--- Stated task ---
Find the string "ylabel" and gather every line that holds it.
Start Record extracts
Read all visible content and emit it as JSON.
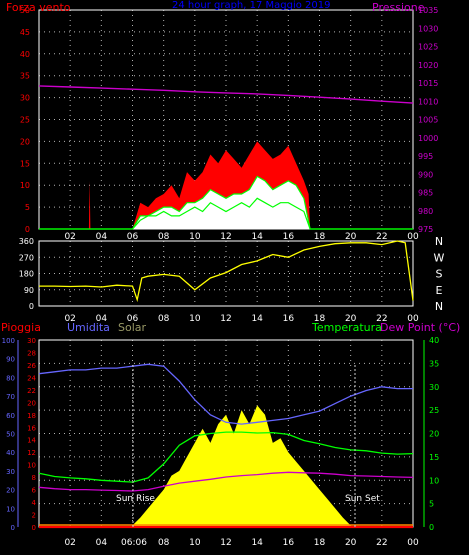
{
  "top": {
    "title": "24 hour graph, 17 Maggio 2019",
    "left_label": "Forza vento",
    "right_label": "Pressione",
    "left_ticks": [
      "0",
      "5",
      "10",
      "15",
      "20",
      "25",
      "30",
      "35",
      "40",
      "45",
      "50"
    ],
    "right_ticks": [
      "975",
      "980",
      "985",
      "990",
      "995",
      "1000",
      "1005",
      "1010",
      "1015",
      "1020",
      "1025",
      "1030",
      "1035"
    ]
  },
  "middle": {
    "left_ticks": [
      "0",
      "90",
      "180",
      "270",
      "360"
    ],
    "right_letters": [
      "N",
      "W",
      "S",
      "E",
      "N"
    ]
  },
  "bottom": {
    "label_pioggia": "Pioggia",
    "label_umidita": "Umidita",
    "label_solar": "Solar",
    "label_temperatura": "Temperatura",
    "label_dewpoint": "Dew Point (°C)",
    "rain_ticks": [
      "0",
      "2",
      "4",
      "6",
      "8",
      "10",
      "12",
      "14",
      "16",
      "18",
      "20",
      "22",
      "24",
      "26",
      "28",
      "30"
    ],
    "hum_ticks": [
      "0",
      "10",
      "20",
      "30",
      "40",
      "50",
      "60",
      "70",
      "80",
      "90",
      "100"
    ],
    "temp_ticks": [
      "0",
      "5",
      "10",
      "15",
      "20",
      "25",
      "30",
      "35",
      "40"
    ],
    "sun_rise": "Sun Rise",
    "sun_set": "Sun Set",
    "time_marker": "06:06"
  },
  "x_tick_labels": [
    "02",
    "04",
    "06",
    "08",
    "10",
    "12",
    "14",
    "16",
    "18",
    "20",
    "22",
    "00"
  ],
  "colors": {
    "background": "#000000",
    "frame": "#ffffff",
    "grid": "#ffffff",
    "wind_gust": "#ff0000",
    "wind_avg": "#00ff00",
    "wind_speed": "#ffffff",
    "pressure": "#cc00cc",
    "direction": "#ffff00",
    "humidity": "#6666ff",
    "solar": "#ffff00",
    "temperature": "#00ff00",
    "dewpoint": "#cc00cc",
    "rain": "#ff0000",
    "title": "#0000ff",
    "left_labels": "#ff0000",
    "right_labels": "#cc00cc",
    "solar_label": "#999966",
    "temp_axis": "#00ff00",
    "hum_axis": "#6666ff"
  },
  "chart_data": [
    {
      "type": "line",
      "title": "24 hour graph, 17 Maggio 2019",
      "xlabel": "",
      "ylabel": "Forza vento",
      "y2label": "Pressione",
      "x_hours": [
        0,
        24
      ],
      "ylim": [
        0,
        50
      ],
      "y2lim": [
        975,
        1035
      ],
      "series": [
        {
          "name": "Pressione",
          "axis": "right",
          "x": [
            0,
            2,
            4,
            6,
            8,
            10,
            12,
            14,
            16,
            18,
            20,
            22,
            24
          ],
          "values": [
            1014.2,
            1013.9,
            1013.6,
            1013.3,
            1013.0,
            1012.6,
            1012.3,
            1012.0,
            1011.6,
            1011.1,
            1010.6,
            1010.0,
            1009.5
          ]
        },
        {
          "name": "Forza vento",
          "axis": "left",
          "x": [
            0,
            3.2,
            3.25,
            3.3,
            6.0,
            6.5,
            7.0,
            7.5,
            8.0,
            8.5,
            9.0,
            9.5,
            10.0,
            10.5,
            11.0,
            11.5,
            12.0,
            12.5,
            13.0,
            13.5,
            14.0,
            14.5,
            15.0,
            15.5,
            16.0,
            16.5,
            17.0,
            17.3,
            17.4,
            24
          ],
          "values": [
            0,
            0,
            11,
            0,
            0,
            6,
            5,
            7,
            8,
            10,
            7,
            13,
            11,
            13,
            17,
            15,
            18,
            16,
            14,
            17,
            20,
            18,
            16,
            17,
            19,
            15,
            11,
            8,
            0,
            0
          ]
        },
        {
          "x": [
            0,
            6.0,
            6.5,
            7.0,
            7.5,
            8.0,
            8.5,
            9.0,
            9.5,
            10.0,
            10.5,
            11.0,
            11.5,
            12.0,
            12.5,
            13.0,
            13.5,
            14.0,
            14.5,
            15.0,
            15.5,
            16.0,
            16.5,
            17.0,
            17.4,
            24
          ],
          "values": [
            0,
            0,
            3,
            3,
            4,
            5,
            5,
            4,
            6,
            6,
            7,
            9,
            8,
            7,
            8,
            8,
            9,
            12,
            11,
            9,
            10,
            11,
            10,
            7,
            0,
            0
          ]
        },
        {
          "x": [
            0,
            6.0,
            6.5,
            7.0,
            7.5,
            8.0,
            8.5,
            9.0,
            9.5,
            10.0,
            10.5,
            11.0,
            11.5,
            12.0,
            12.5,
            13.0,
            13.5,
            14.0,
            14.5,
            15.0,
            15.5,
            16.0,
            16.5,
            17.0,
            17.4,
            24
          ],
          "values": [
            0,
            0,
            2,
            3,
            3,
            4,
            3,
            3,
            4,
            5,
            4,
            6,
            5,
            4,
            5,
            6,
            5,
            7,
            6,
            5,
            6,
            6,
            5,
            4,
            0,
            0
          ]
        }
      ]
    },
    {
      "type": "line",
      "ylabel": "",
      "ylim": [
        0,
        360
      ],
      "y_tick_values": [
        0,
        90,
        180,
        270,
        360
      ],
      "series": [
        {
          "x": [
            0,
            1,
            2,
            3,
            4,
            5,
            6,
            6.3,
            6.6,
            7,
            8,
            9,
            10,
            11,
            12,
            13,
            14,
            15,
            16,
            17,
            18,
            19,
            20,
            21,
            22,
            23,
            23.5,
            24
          ],
          "values": [
            110,
            110,
            108,
            110,
            105,
            115,
            110,
            35,
            155,
            165,
            175,
            165,
            90,
            155,
            185,
            230,
            250,
            285,
            270,
            310,
            330,
            345,
            350,
            350,
            340,
            360,
            350,
            30
          ]
        }
      ]
    },
    {
      "type": "line",
      "xlabel": "",
      "ylabel": "Umidita",
      "y_left_inner_label": "Pioggia",
      "y2label": "Temperatura",
      "y3label": "Dew Point (°C)",
      "rain_lim": [
        0,
        30
      ],
      "humidity_lim": [
        0,
        100
      ],
      "temp_lim": [
        0,
        40
      ],
      "series": [
        {
          "name": "Umidita",
          "axis": "humidity",
          "x": [
            0,
            1,
            2,
            3,
            4,
            5,
            6,
            7,
            8,
            9,
            10,
            11,
            12,
            13,
            14,
            15,
            16,
            17,
            18,
            19,
            20,
            21,
            22,
            23,
            24
          ],
          "values": [
            82,
            83,
            84,
            84,
            85,
            85,
            86,
            87,
            86,
            78,
            68,
            60,
            56,
            55,
            56,
            57,
            58,
            60,
            62,
            66,
            70,
            73,
            75,
            74,
            74
          ]
        },
        {
          "name": "Temperatura",
          "axis": "temp",
          "x": [
            0,
            1,
            2,
            3,
            4,
            5,
            6,
            7,
            8,
            9,
            10,
            11,
            12,
            13,
            14,
            15,
            16,
            17,
            18,
            19,
            20,
            21,
            22,
            23,
            24
          ],
          "values": [
            11.5,
            10.8,
            10.5,
            10.3,
            10.0,
            9.8,
            9.6,
            10.5,
            13.5,
            17.5,
            19.5,
            20.0,
            20.3,
            20.3,
            20.1,
            20.2,
            19.8,
            18.5,
            17.8,
            17.0,
            16.5,
            16.3,
            15.8,
            15.6,
            15.7
          ]
        },
        {
          "name": "Dew Point (°C)",
          "axis": "temp",
          "x": [
            0,
            1,
            2,
            3,
            4,
            5,
            6,
            7,
            8,
            9,
            10,
            11,
            12,
            13,
            14,
            15,
            16,
            17,
            18,
            19,
            20,
            21,
            22,
            23,
            24
          ],
          "values": [
            8.5,
            8.2,
            8.0,
            8.0,
            7.9,
            7.8,
            7.7,
            8.0,
            8.7,
            9.4,
            9.8,
            10.2,
            10.7,
            11.0,
            11.2,
            11.5,
            11.7,
            11.6,
            11.5,
            11.3,
            11.0,
            10.9,
            10.8,
            10.7,
            10.6
          ]
        },
        {
          "name": "Solar",
          "axis": "temp",
          "area": true,
          "x": [
            5.9,
            6.5,
            7.0,
            7.5,
            8.0,
            8.5,
            9.0,
            9.5,
            10.0,
            10.5,
            11.0,
            11.5,
            12.0,
            12.5,
            13.0,
            13.5,
            14.0,
            14.5,
            15.0,
            15.5,
            16.0,
            16.5,
            17.0,
            17.5,
            18.0,
            18.5,
            19.0,
            19.5,
            20.1
          ],
          "values": [
            0,
            2,
            4,
            6,
            8,
            11,
            12,
            15,
            18,
            21,
            18,
            22,
            24,
            20,
            25,
            22,
            26,
            24,
            18,
            19,
            16,
            14,
            12,
            10,
            8,
            6,
            4,
            2,
            0
          ]
        },
        {
          "name": "Pioggia",
          "axis": "rain",
          "x": [
            0,
            24
          ],
          "values": [
            0,
            0
          ]
        }
      ]
    }
  ]
}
End Record extracts
--- Problem solution ---
      "ylabel": "Forza vento",
      "ylabel": "",
      "ylabel": "Umidita",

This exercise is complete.